### WHAT IS REQUIRED
The response has to reproduce all entries exactly while excluding their pictures.
■ ■ ■ ■
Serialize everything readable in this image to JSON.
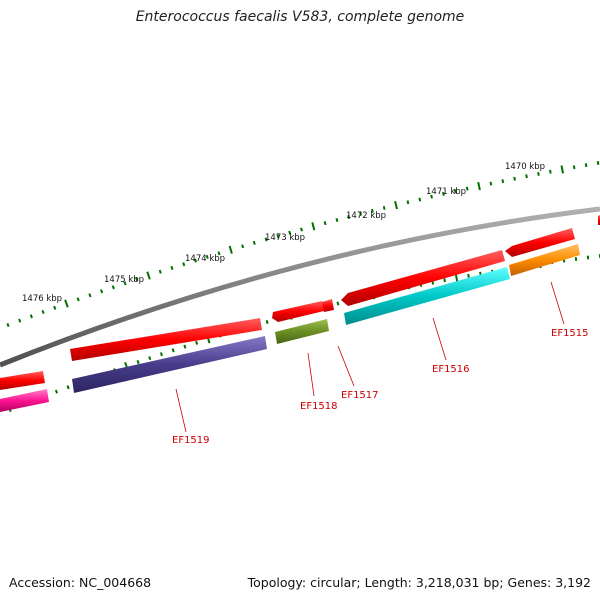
{
  "title": "Enterococcus faecalis V583, complete genome",
  "footer": {
    "accession": "Accession: NC_004668",
    "summary": "Topology: circular; Length: 3,218,031 bp; Genes: 3,192"
  },
  "scale": {
    "tick_labels": [
      "1470 kbp",
      "1471 kbp",
      "1472 kbp",
      "1473 kbp",
      "1474 kbp",
      "1475 kbp",
      "1476 kbp"
    ]
  },
  "genes": [
    {
      "name": "EF1515",
      "color": "#ff8c00"
    },
    {
      "name": "EF1516",
      "color": "#00c8c8"
    },
    {
      "name": "EF1517",
      "color": "#ff0000"
    },
    {
      "name": "EF1518",
      "color": "#6b8e23"
    },
    {
      "name": "EF1519",
      "color": "#483d8b"
    }
  ],
  "colors": {
    "cds": "#ff0000",
    "backbone": "#808080",
    "ticks": "#007000",
    "label": "#cc0000",
    "magenta": "#ff1493"
  }
}
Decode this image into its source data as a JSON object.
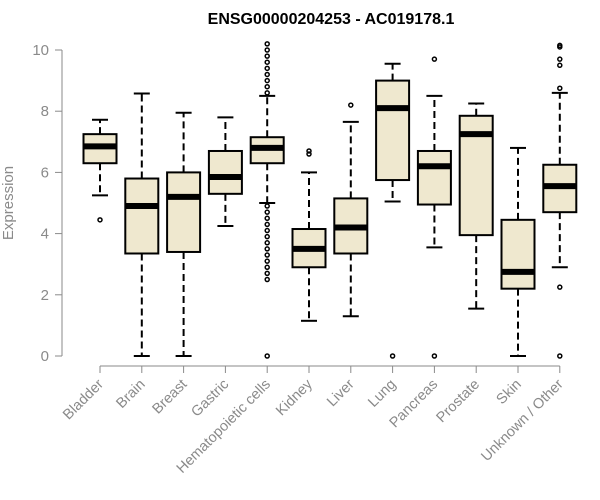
{
  "chart_data": {
    "type": "boxplot",
    "title": "ENSG00000204253 - AC019178.1",
    "xlabel": "",
    "ylabel": "Expression",
    "ylim": [
      0,
      10
    ],
    "yticks": [
      0,
      2,
      4,
      6,
      8,
      10
    ],
    "box_fill": "#efe8cf",
    "categories": [
      "Bladder",
      "Brain",
      "Breast",
      "Gastric",
      "Hematopoietic cells",
      "Kidney",
      "Liver",
      "Lung",
      "Pancreas",
      "Prostate",
      "Skin",
      "Unknown / Other"
    ],
    "boxes": [
      {
        "name": "Bladder",
        "whisker_low": 5.25,
        "q1": 6.3,
        "median": 6.85,
        "q3": 7.25,
        "whisker_high": 7.72,
        "outliers": [
          4.45
        ]
      },
      {
        "name": "Brain",
        "whisker_low": 0.0,
        "q1": 3.35,
        "median": 4.9,
        "q3": 5.8,
        "whisker_high": 8.58,
        "outliers": []
      },
      {
        "name": "Breast",
        "whisker_low": 0.0,
        "q1": 3.4,
        "median": 5.2,
        "q3": 6.0,
        "whisker_high": 7.95,
        "outliers": []
      },
      {
        "name": "Gastric",
        "whisker_low": 4.25,
        "q1": 5.3,
        "median": 5.85,
        "q3": 6.7,
        "whisker_high": 7.8,
        "outliers": []
      },
      {
        "name": "Hematopoietic cells",
        "whisker_low": 5.0,
        "q1": 6.3,
        "median": 6.8,
        "q3": 7.15,
        "whisker_high": 8.5,
        "outliers": [
          10.2,
          10.0,
          9.8,
          9.6,
          9.4,
          9.2,
          9.0,
          8.8,
          8.6,
          4.9,
          4.7,
          4.5,
          4.3,
          4.1,
          3.9,
          3.7,
          3.5,
          3.3,
          3.1,
          2.9,
          2.7,
          2.5,
          0.0
        ]
      },
      {
        "name": "Kidney",
        "whisker_low": 1.15,
        "q1": 2.9,
        "median": 3.5,
        "q3": 4.15,
        "whisker_high": 6.0,
        "outliers": [
          6.7,
          6.6
        ]
      },
      {
        "name": "Liver",
        "whisker_low": 1.3,
        "q1": 3.35,
        "median": 4.2,
        "q3": 5.15,
        "whisker_high": 7.65,
        "outliers": [
          8.2
        ]
      },
      {
        "name": "Lung",
        "whisker_low": 5.05,
        "q1": 5.75,
        "median": 8.1,
        "q3": 9.0,
        "whisker_high": 9.55,
        "outliers": [
          0.0
        ]
      },
      {
        "name": "Pancreas",
        "whisker_low": 3.55,
        "q1": 4.95,
        "median": 6.2,
        "q3": 6.7,
        "whisker_high": 8.5,
        "outliers": [
          9.7,
          0.0
        ]
      },
      {
        "name": "Prostate",
        "whisker_low": 1.55,
        "q1": 3.95,
        "median": 7.25,
        "q3": 7.85,
        "whisker_high": 8.25,
        "outliers": []
      },
      {
        "name": "Skin",
        "whisker_low": 0.0,
        "q1": 2.2,
        "median": 2.75,
        "q3": 4.45,
        "whisker_high": 6.8,
        "outliers": []
      },
      {
        "name": "Unknown / Other",
        "whisker_low": 2.9,
        "q1": 4.7,
        "median": 5.55,
        "q3": 6.25,
        "whisker_high": 8.6,
        "outliers": [
          10.15,
          10.1,
          9.7,
          9.5,
          8.75,
          2.25,
          0.0
        ]
      }
    ]
  }
}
■ ■ ■ ■
### OUTPUT OF THE TASK
Serialize everything readable in this image to JSON.
{
  "title": "Enterococcus faecalis V583, complete genome",
  "footer": {
    "accession": "Accession: NC_004668",
    "summary": "Topology: circular; Length: 3,218,031 bp; Genes: 3,192"
  },
  "scale": {
    "tick_labels": [
      "1470 kbp",
      "1471 kbp",
      "1472 kbp",
      "1473 kbp",
      "1474 kbp",
      "1475 kbp",
      "1476 kbp"
    ]
  },
  "genes": [
    {
      "name": "EF1515",
      "color": "#ff8c00"
    },
    {
      "name": "EF1516",
      "color": "#00c8c8"
    },
    {
      "name": "EF1517",
      "color": "#ff0000"
    },
    {
      "name": "EF1518",
      "color": "#6b8e23"
    },
    {
      "name": "EF1519",
      "color": "#483d8b"
    }
  ],
  "colors": {
    "cds": "#ff0000",
    "backbone": "#808080",
    "ticks": "#007000",
    "label": "#cc0000",
    "magenta": "#ff1493"
  }
}
Decode this image into its source data as a JSON object.
{
  "chart_data": {
    "type": "boxplot",
    "title": "ENSG00000204253 - AC019178.1",
    "xlabel": "",
    "ylabel": "Expression",
    "ylim": [
      0,
      10
    ],
    "yticks": [
      0,
      2,
      4,
      6,
      8,
      10
    ],
    "box_fill": "#efe8cf",
    "categories": [
      "Bladder",
      "Brain",
      "Breast",
      "Gastric",
      "Hematopoietic cells",
      "Kidney",
      "Liver",
      "Lung",
      "Pancreas",
      "Prostate",
      "Skin",
      "Unknown / Other"
    ],
    "boxes": [
      {
        "name": "Bladder",
        "whisker_low": 5.25,
        "q1": 6.3,
        "median": 6.85,
        "q3": 7.25,
        "whisker_high": 7.72,
        "outliers": [
          4.45
        ]
      },
      {
        "name": "Brain",
        "whisker_low": 0.0,
        "q1": 3.35,
        "median": 4.9,
        "q3": 5.8,
        "whisker_high": 8.58,
        "outliers": []
      },
      {
        "name": "Breast",
        "whisker_low": 0.0,
        "q1": 3.4,
        "median": 5.2,
        "q3": 6.0,
        "whisker_high": 7.95,
        "outliers": []
      },
      {
        "name": "Gastric",
        "whisker_low": 4.25,
        "q1": 5.3,
        "median": 5.85,
        "q3": 6.7,
        "whisker_high": 7.8,
        "outliers": []
      },
      {
        "name": "Hematopoietic cells",
        "whisker_low": 5.0,
        "q1": 6.3,
        "median": 6.8,
        "q3": 7.15,
        "whisker_high": 8.5,
        "outliers": [
          10.2,
          10.0,
          9.8,
          9.6,
          9.4,
          9.2,
          9.0,
          8.8,
          8.6,
          4.9,
          4.7,
          4.5,
          4.3,
          4.1,
          3.9,
          3.7,
          3.5,
          3.3,
          3.1,
          2.9,
          2.7,
          2.5,
          0.0
        ]
      },
      {
        "name": "Kidney",
        "whisker_low": 1.15,
        "q1": 2.9,
        "median": 3.5,
        "q3": 4.15,
        "whisker_high": 6.0,
        "outliers": [
          6.7,
          6.6
        ]
      },
      {
        "name": "Liver",
        "whisker_low": 1.3,
        "q1": 3.35,
        "median": 4.2,
        "q3": 5.15,
        "whisker_high": 7.65,
        "outliers": [
          8.2
        ]
      },
      {
        "name": "Lung",
        "whisker_low": 5.05,
        "q1": 5.75,
        "median": 8.1,
        "q3": 9.0,
        "whisker_high": 9.55,
        "outliers": [
          0.0
        ]
      },
      {
        "name": "Pancreas",
        "whisker_low": 3.55,
        "q1": 4.95,
        "median": 6.2,
        "q3": 6.7,
        "whisker_high": 8.5,
        "outliers": [
          9.7,
          0.0
        ]
      },
      {
        "name": "Prostate",
        "whisker_low": 1.55,
        "q1": 3.95,
        "median": 7.25,
        "q3": 7.85,
        "whisker_high": 8.25,
        "outliers": []
      },
      {
        "name": "Skin",
        "whisker_low": 0.0,
        "q1": 2.2,
        "median": 2.75,
        "q3": 4.45,
        "whisker_high": 6.8,
        "outliers": []
      },
      {
        "name": "Unknown / Other",
        "whisker_low": 2.9,
        "q1": 4.7,
        "median": 5.55,
        "q3": 6.25,
        "whisker_high": 8.6,
        "outliers": [
          10.15,
          10.1,
          9.7,
          9.5,
          8.75,
          2.25,
          0.0
        ]
      }
    ]
  }
}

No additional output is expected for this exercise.